Pull each line holding the word "JSON" from the data.

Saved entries
=-=-=
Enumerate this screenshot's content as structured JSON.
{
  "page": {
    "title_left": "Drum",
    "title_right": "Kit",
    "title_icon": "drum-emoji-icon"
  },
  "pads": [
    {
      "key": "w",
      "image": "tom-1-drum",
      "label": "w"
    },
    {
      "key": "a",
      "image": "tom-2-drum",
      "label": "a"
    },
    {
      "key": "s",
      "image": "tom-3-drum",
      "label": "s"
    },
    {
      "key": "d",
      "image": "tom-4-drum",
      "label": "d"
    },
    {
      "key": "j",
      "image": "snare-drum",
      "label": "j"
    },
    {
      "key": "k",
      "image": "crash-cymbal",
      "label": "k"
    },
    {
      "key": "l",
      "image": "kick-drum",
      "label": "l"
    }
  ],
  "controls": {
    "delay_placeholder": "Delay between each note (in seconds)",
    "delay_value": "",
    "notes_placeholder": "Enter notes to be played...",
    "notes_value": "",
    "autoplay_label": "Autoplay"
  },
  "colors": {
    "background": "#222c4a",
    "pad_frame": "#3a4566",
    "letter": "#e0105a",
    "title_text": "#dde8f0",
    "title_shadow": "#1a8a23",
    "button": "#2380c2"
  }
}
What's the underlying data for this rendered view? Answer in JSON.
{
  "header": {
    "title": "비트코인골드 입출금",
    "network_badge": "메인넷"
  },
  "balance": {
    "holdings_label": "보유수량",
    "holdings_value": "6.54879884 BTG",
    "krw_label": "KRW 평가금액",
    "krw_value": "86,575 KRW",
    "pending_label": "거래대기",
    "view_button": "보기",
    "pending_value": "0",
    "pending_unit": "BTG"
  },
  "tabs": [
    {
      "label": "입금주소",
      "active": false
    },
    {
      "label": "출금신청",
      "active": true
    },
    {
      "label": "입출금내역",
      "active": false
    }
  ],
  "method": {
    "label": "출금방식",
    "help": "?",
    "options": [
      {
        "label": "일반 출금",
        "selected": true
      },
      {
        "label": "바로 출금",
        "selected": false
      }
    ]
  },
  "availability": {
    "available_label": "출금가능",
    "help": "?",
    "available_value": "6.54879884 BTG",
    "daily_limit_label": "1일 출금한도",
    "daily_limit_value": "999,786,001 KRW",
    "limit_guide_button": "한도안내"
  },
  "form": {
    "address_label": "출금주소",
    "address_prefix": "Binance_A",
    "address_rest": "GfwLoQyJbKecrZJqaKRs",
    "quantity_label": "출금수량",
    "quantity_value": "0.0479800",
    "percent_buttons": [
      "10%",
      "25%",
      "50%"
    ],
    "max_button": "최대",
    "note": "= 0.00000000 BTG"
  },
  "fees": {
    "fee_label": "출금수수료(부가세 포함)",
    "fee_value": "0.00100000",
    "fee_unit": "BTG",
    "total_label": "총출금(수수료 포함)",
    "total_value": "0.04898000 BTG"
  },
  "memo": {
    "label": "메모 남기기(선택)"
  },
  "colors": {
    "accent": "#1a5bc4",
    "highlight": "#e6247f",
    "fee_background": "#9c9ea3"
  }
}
=-=-=
→ **ANSWER BELOW**
Enumerate this screenshot's content as structured JSON.
What's the underlying data for this rendered view? Answer in JSON.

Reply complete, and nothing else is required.